---- Listing
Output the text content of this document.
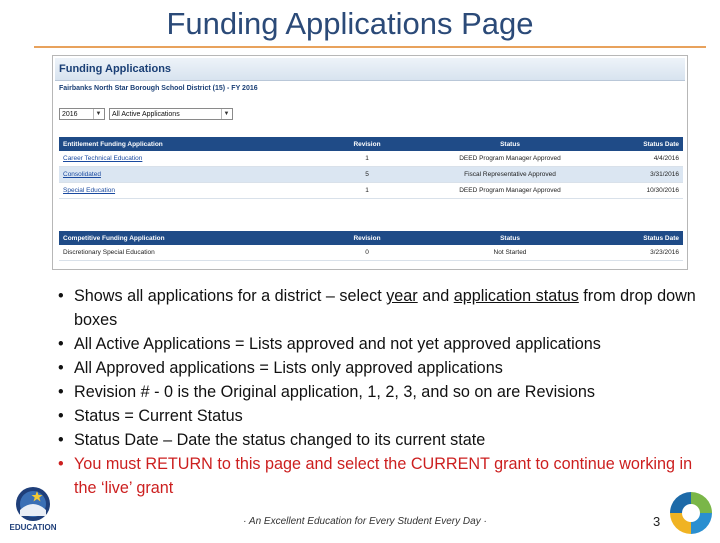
Funding Applications Page
Funding Applications
Fairbanks North Star Borough School District (15) - FY 2016
2016	▼	All Active Applications	▼
Entitlement Funding Application	Revision	Status	Status Date
Career Technical Education	1	DEED Program Manager Approved	4/4/2016
Consolidated	5	Fiscal Representative Approved	3/31/2016
Special Education	1	DEED Program Manager Approved	10/30/2016
Competitive Funding Application	Revision	Status	Status Date
Discretionary Special Education	0	Not Started	3/23/2016
• Shows all applications for a district – select year and application status from drop down boxes
• All Active Applications = Lists approved and not yet approved applications
• All Approved applications = Lists only approved applications
• Revision # - 0 is the Original application, 1, 2, 3, and so on are Revisions
• Status = Current Status
• Status Date – Date the status changed to its current state
• You must RETURN to this page and select the CURRENT grant to continue working in the ‘live’ grant
EDUCATION
· An Excellent Education for Every Student Every Day ·	3
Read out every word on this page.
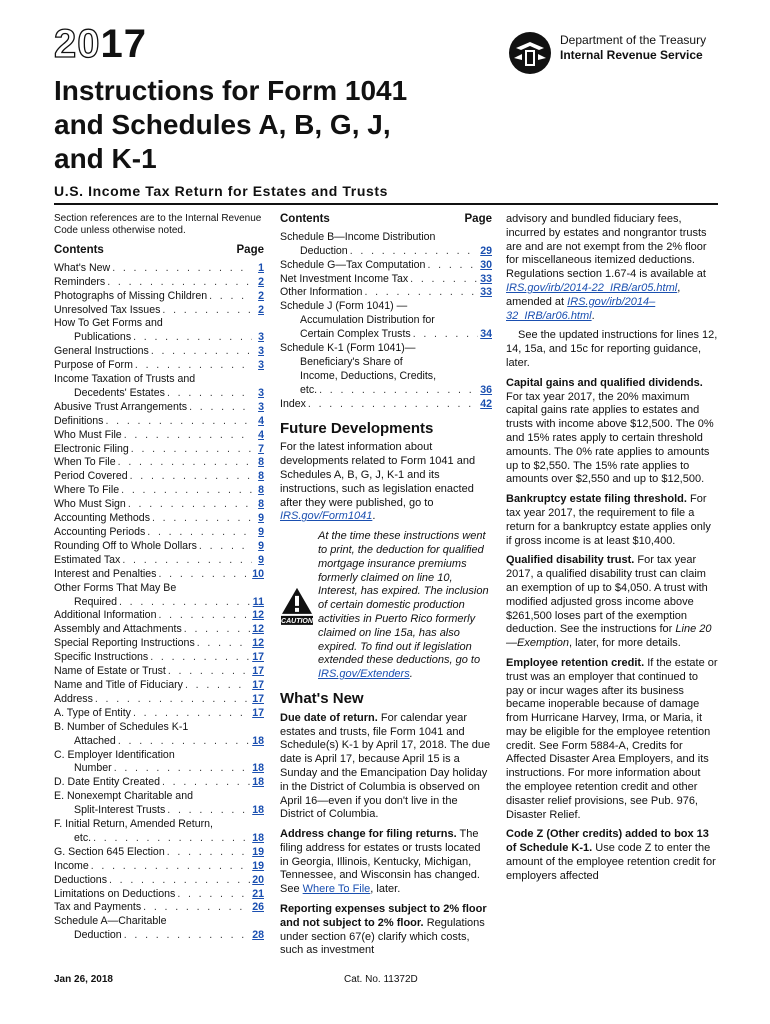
2017	Department of the Treasury
Internal Revenue Service
Instructions for Form 1041
and Schedules A, B, G, J,
and K-1
U.S. Income Tax Return for Estates and Trusts
Section references are to the Internal Revenue Code unless otherwise noted.
Contents	Page
What's New . . .	1
Reminders . . .	2
Photographs of Missing Children . . .	2
Unresolved Tax Issues . . .	2
How To Get Forms and
Publications . . .	3
General Instructions . . .	3
Purpose of Form . . .	3
Income Taxation of Trusts and
Decedents' Estates . . .	3
Abusive Trust Arrangements . . .	3
Definitions . . .	4
Who Must File . . .	4
Electronic Filing . . .	7
When To File . . .	8
Period Covered . . .	8
Where To File . . .	8
Who Must Sign . . .	8
Accounting Methods . . .	9
Accounting Periods . . .	9
Rounding Off to Whole Dollars . . .	9
Estimated Tax . . .	9
Interest and Penalties . . .	10
Other Forms That May Be
Required . . .	11
Additional Information . . .	12
Assembly and Attachments . . .	12
Special Reporting Instructions . . .	12
Specific Instructions . . .	17
Name of Estate or Trust . . .	17
Name and Title of Fiduciary . . .	17
Address . . .	17
A. Type of Entity . . .	17
B. Number of Schedules K-1
Attached . . .	18
C. Employer Identification
Number . . .	18
D. Date Entity Created . . .	18
E. Nonexempt Charitable and
Split-Interest Trusts . . .	18
F. Initial Return, Amended Return,
etc. . . .	18
G. Section 645 Election . . .	19
Income . . .	19
Deductions . . .	20
Limitations on Deductions . . .	21
Tax and Payments . . .	26
Schedule A—Charitable
Deduction . . .	28
Contents	Page
Schedule B—Income Distribution
Deduction . . .	29
Schedule G—Tax Computation . . .	30
Net Investment Income Tax . . .	33
Other Information . . .	33
Schedule J (Form 1041) —
Accumulation Distribution for
Certain Complex Trusts . . .	34
Schedule K-1 (Form 1041)—
Beneficiary's Share of
Income, Deductions, Credits,
etc. . . .	36
Index . . .	42
Future Developments
For the latest information about developments related to Form 1041 and Schedules A, B, G, J, K-1 and its instructions, such as legislation enacted after they were published, go to IRS.gov/Form1041.
CAUTION
At the time these instructions went to print, the deduction for qualified mortgage insurance premiums formerly claimed on line 10, Interest, has expired. The inclusion of certain domestic production activities in Puerto Rico formerly claimed on line 15a, has also expired. To find out if legislation extended these deductions, go to IRS.gov/Extenders.
What's New
Due date of return. For calendar year estates and trusts, file Form 1041 and Schedule(s) K-1 by April 17, 2018. The due date is April 17, because April 15 is a Sunday and the Emancipation Day holiday in the District of Columbia is observed on April 16—even if you don't live in the District of Columbia.
Address change for filing returns. The filing address for estates or trusts located in Georgia, Illinois, Kentucky, Michigan, Tennessee, and Wisconsin has changed. See Where To File, later.
Reporting expenses subject to 2% floor and not subject to 2% floor. Regulations under section 67(e) clarify which costs, such as investment
advisory and bundled fiduciary fees, incurred by estates and nongrantor trusts are and are not exempt from the 2% floor for miscellaneous itemized deductions. Regulations section 1.67-4 is available at IRS.gov/irb/2014-22_IRB/ar05.html, amended at IRS.gov/irb/2014–32_IRB/ar06.html.
See the updated instructions for lines 12, 14, 15a, and 15c for reporting guidance, later.
Capital gains and qualified dividends. For tax year 2017, the 20% maximum capital gains rate applies to estates and trusts with income above $12,500. The 0% and 15% rates apply to certain threshold amounts. The 0% rate applies to amounts up to $2,550. The 15% rate applies to amounts over $2,550 and up to $12,500.
Bankruptcy estate filing threshold. For tax year 2017, the requirement to file a return for a bankruptcy estate applies only if gross income is at least $10,400.
Qualified disability trust. For tax year 2017, a qualified disability trust can claim an exemption of up to $4,050. A trust with modified adjusted gross income above $261,500 loses part of the exemption deduction. See the instructions for Line 20—Exemption, later, for more details.
Employee retention credit. If the estate or trust was an employer that continued to pay or incur wages after its business became inoperable because of damage from Hurricane Harvey, Irma, or Maria, it may be eligible for the employee retention credit. See Form 5884-A, Credits for Affected Disaster Area Employers, and its instructions. For more information about the employee retention credit and other disaster relief provisions, see Pub. 976, Disaster Relief.
Code Z (Other credits) added to box 13 of Schedule K-1. Use code Z to enter the amount of the employee retention credit for employers affected
Jan 26, 2018	Cat. No. 11372D
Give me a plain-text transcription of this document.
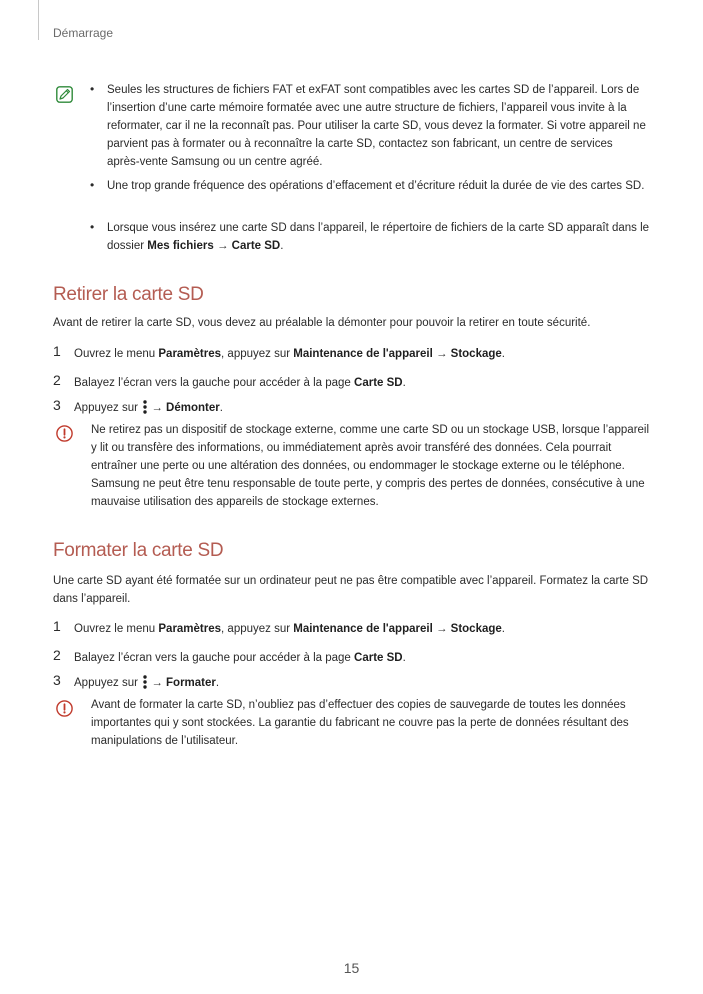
Démarrage
• Seules les structures de fichiers FAT et exFAT sont compatibles avec les cartes SD de l’appareil. Lors de l’insertion d’une carte mémoire formatée avec une autre structure de fichiers, l’appareil vous invite à la reformater, car il ne la reconnaît pas. Pour utiliser la carte SD, vous devez la formater. Si votre appareil ne parvient pas à formater ou à reconnaître la carte SD, contactez son fabricant, un centre de services après-vente Samsung ou un centre agréé.
• Une trop grande fréquence des opérations d’effacement et d’écriture réduit la durée de vie des cartes SD.
• Lorsque vous insérez une carte SD dans l’appareil, le répertoire de fichiers de la carte SD apparaît dans le dossier Mes fichiers → Carte SD.
Retirer la carte SD
Avant de retirer la carte SD, vous devez au préalable la démonter pour pouvoir la retirer en toute sécurité.
1 Ouvrez le menu Paramètres, appuyez sur Maintenance de l'appareil → Stockage.
2 Balayez l’écran vers la gauche pour accéder à la page Carte SD.
3 Appuyez sur  → Démonter.
Ne retirez pas un dispositif de stockage externe, comme une carte SD ou un stockage USB, lorsque l’appareil y lit ou transfère des informations, ou immédiatement après avoir transféré des données. Cela pourrait entraîner une perte ou une altération des données, ou endommager le stockage externe ou le téléphone. Samsung ne peut être tenu responsable de toute perte, y compris des pertes de données, consécutive à une mauvaise utilisation des appareils de stockage externes.
Formater la carte SD
Une carte SD ayant été formatée sur un ordinateur peut ne pas être compatible avec l’appareil. Formatez la carte SD dans l’appareil.
1 Ouvrez le menu Paramètres, appuyez sur Maintenance de l'appareil → Stockage.
2 Balayez l’écran vers la gauche pour accéder à la page Carte SD.
3 Appuyez sur  → Formater.
Avant de formater la carte SD, n’oubliez pas d’effectuer des copies de sauvegarde de toutes les données importantes qui y sont stockées. La garantie du fabricant ne couvre pas la perte de données résultant des manipulations de l’utilisateur.
15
--------
**Exercise brief:** Images do not belong in the copy; reproduce all other parts of the records above verbatim.

**Output:**
Output the text content of this document.
Funding Applications Page
Funding Applications
Fairbanks North Star Borough School District (15) - FY 2016
2016	▼	All Active Applications	▼
Entitlement Funding Application	Revision	Status	Status Date
Career Technical Education	1	DEED Program Manager Approved	4/4/2016
Consolidated	5	Fiscal Representative Approved	3/31/2016
Special Education	1	DEED Program Manager Approved	10/30/2016
Competitive Funding Application	Revision	Status	Status Date
Discretionary Special Education	0	Not Started	3/23/2016
• Shows all applications for a district – select year and application status from drop down boxes
• All Active Applications = Lists approved and not yet approved applications
• All Approved applications = Lists only approved applications
• Revision # - 0 is the Original application, 1, 2, 3, and so on are Revisions
• Status = Current Status
• Status Date – Date the status changed to its current state
• You must RETURN to this page and select the CURRENT grant to continue working in the ‘live’ grant
EDUCATION
· An Excellent Education for Every Student Every Day ·	3
Read out every word on this page.
2017	Department of the Treasury
Internal Revenue Service
Instructions for Form 1041
and Schedules A, B, G, J,
and K-1
U.S. Income Tax Return for Estates and Trusts
Section references are to the Internal Revenue Code unless otherwise noted.
Contents	Page
What's New . . .	1
Reminders . . .	2
Photographs of Missing Children . . .	2
Unresolved Tax Issues . . .	2
How To Get Forms and
Publications . . .	3
General Instructions . . .	3
Purpose of Form . . .	3
Income Taxation of Trusts and
Decedents' Estates . . .	3
Abusive Trust Arrangements . . .	3
Definitions . . .	4
Who Must File . . .	4
Electronic Filing . . .	7
When To File . . .	8
Period Covered . . .	8
Where To File . . .	8
Who Must Sign . . .	8
Accounting Methods . . .	9
Accounting Periods . . .	9
Rounding Off to Whole Dollars . . .	9
Estimated Tax . . .	9
Interest and Penalties . . .	10
Other Forms That May Be
Required . . .	11
Additional Information . . .	12
Assembly and Attachments . . .	12
Special Reporting Instructions . . .	12
Specific Instructions . . .	17
Name of Estate or Trust . . .	17
Name and Title of Fiduciary . . .	17
Address . . .	17
A. Type of Entity . . .	17
B. Number of Schedules K-1
Attached . . .	18
C. Employer Identification
Number . . .	18
D. Date Entity Created . . .	18
E. Nonexempt Charitable and
Split-Interest Trusts . . .	18
F. Initial Return, Amended Return,
etc. . . .	18
G. Section 645 Election . . .	19
Income . . .	19
Deductions . . .	20
Limitations on Deductions . . .	21
Tax and Payments . . .	26
Schedule A—Charitable
Deduction . . .	28
Contents	Page
Schedule B—Income Distribution
Deduction . . .	29
Schedule G—Tax Computation . . .	30
Net Investment Income Tax . . .	33
Other Information . . .	33
Schedule J (Form 1041) —
Accumulation Distribution for
Certain Complex Trusts . . .	34
Schedule K-1 (Form 1041)—
Beneficiary's Share of
Income, Deductions, Credits,
etc. . . .	36
Index . . .	42
Future Developments
For the latest information about developments related to Form 1041 and Schedules A, B, G, J, K-1 and its instructions, such as legislation enacted after they were published, go to IRS.gov/Form1041.
CAUTION
At the time these instructions went to print, the deduction for qualified mortgage insurance premiums formerly claimed on line 10, Interest, has expired. The inclusion of certain domestic production activities in Puerto Rico formerly claimed on line 15a, has also expired. To find out if legislation extended these deductions, go to IRS.gov/Extenders.
What's New
Due date of return. For calendar year estates and trusts, file Form 1041 and Schedule(s) K-1 by April 17, 2018. The due date is April 17, because April 15 is a Sunday and the Emancipation Day holiday in the District of Columbia is observed on April 16—even if you don't live in the District of Columbia.
Address change for filing returns. The filing address for estates or trusts located in Georgia, Illinois, Kentucky, Michigan, Tennessee, and Wisconsin has changed. See Where To File, later.
Reporting expenses subject to 2% floor and not subject to 2% floor. Regulations under section 67(e) clarify which costs, such as investment
advisory and bundled fiduciary fees, incurred by estates and nongrantor trusts are and are not exempt from the 2% floor for miscellaneous itemized deductions. Regulations section 1.67-4 is available at IRS.gov/irb/2014-22_IRB/ar05.html, amended at IRS.gov/irb/2014–32_IRB/ar06.html.
See the updated instructions for lines 12, 14, 15a, and 15c for reporting guidance, later.
Capital gains and qualified dividends. For tax year 2017, the 20% maximum capital gains rate applies to estates and trusts with income above $12,500. The 0% and 15% rates apply to certain threshold amounts. The 0% rate applies to amounts up to $2,550. The 15% rate applies to amounts over $2,550 and up to $12,500.
Bankruptcy estate filing threshold. For tax year 2017, the requirement to file a return for a bankruptcy estate applies only if gross income is at least $10,400.
Qualified disability trust. For tax year 2017, a qualified disability trust can claim an exemption of up to $4,050. A trust with modified adjusted gross income above $261,500 loses part of the exemption deduction. See the instructions for Line 20—Exemption, later, for more details.
Employee retention credit. If the estate or trust was an employer that continued to pay or incur wages after its business became inoperable because of damage from Hurricane Harvey, Irma, or Maria, it may be eligible for the employee retention credit. See Form 5884-A, Credits for Affected Disaster Area Employers, and its instructions. For more information about the employee retention credit and other disaster relief provisions, see Pub. 976, Disaster Relief.
Code Z (Other credits) added to box 13 of Schedule K-1. Use code Z to enter the amount of the employee retention credit for employers affected
Jan 26, 2018	Cat. No. 11372D
Give me a plain-text transcription of this document.
Démarrage
• Seules les structures de fichiers FAT et exFAT sont compatibles avec les cartes SD de l’appareil. Lors de l’insertion d’une carte mémoire formatée avec une autre structure de fichiers, l’appareil vous invite à la reformater, car il ne la reconnaît pas. Pour utiliser la carte SD, vous devez la formater. Si votre appareil ne parvient pas à formater ou à reconnaître la carte SD, contactez son fabricant, un centre de services après-vente Samsung ou un centre agréé.
• Une trop grande fréquence des opérations d’effacement et d’écriture réduit la durée de vie des cartes SD.
• Lorsque vous insérez une carte SD dans l’appareil, le répertoire de fichiers de la carte SD apparaît dans le dossier Mes fichiers → Carte SD.
Retirer la carte SD
Avant de retirer la carte SD, vous devez au préalable la démonter pour pouvoir la retirer en toute sécurité.
1 Ouvrez le menu Paramètres, appuyez sur Maintenance de l'appareil → Stockage.
2 Balayez l’écran vers la gauche pour accéder à la page Carte SD.
3 Appuyez sur  → Démonter.
Ne retirez pas un dispositif de stockage externe, comme une carte SD ou un stockage USB, lorsque l’appareil y lit ou transfère des informations, ou immédiatement après avoir transféré des données. Cela pourrait entraîner une perte ou une altération des données, ou endommager le stockage externe ou le téléphone. Samsung ne peut être tenu responsable de toute perte, y compris des pertes de données, consécutive à une mauvaise utilisation des appareils de stockage externes.
Formater la carte SD
Une carte SD ayant été formatée sur un ordinateur peut ne pas être compatible avec l’appareil. Formatez la carte SD dans l’appareil.
1 Ouvrez le menu Paramètres, appuyez sur Maintenance de l'appareil → Stockage.
2 Balayez l’écran vers la gauche pour accéder à la page Carte SD.
3 Appuyez sur  → Formater.
Avant de formater la carte SD, n’oubliez pas d’effectuer des copies de sauvegarde de toutes les données importantes qui y sont stockées. La garantie du fabricant ne couvre pas la perte de données résultant des manipulations de l’utilisateur.
15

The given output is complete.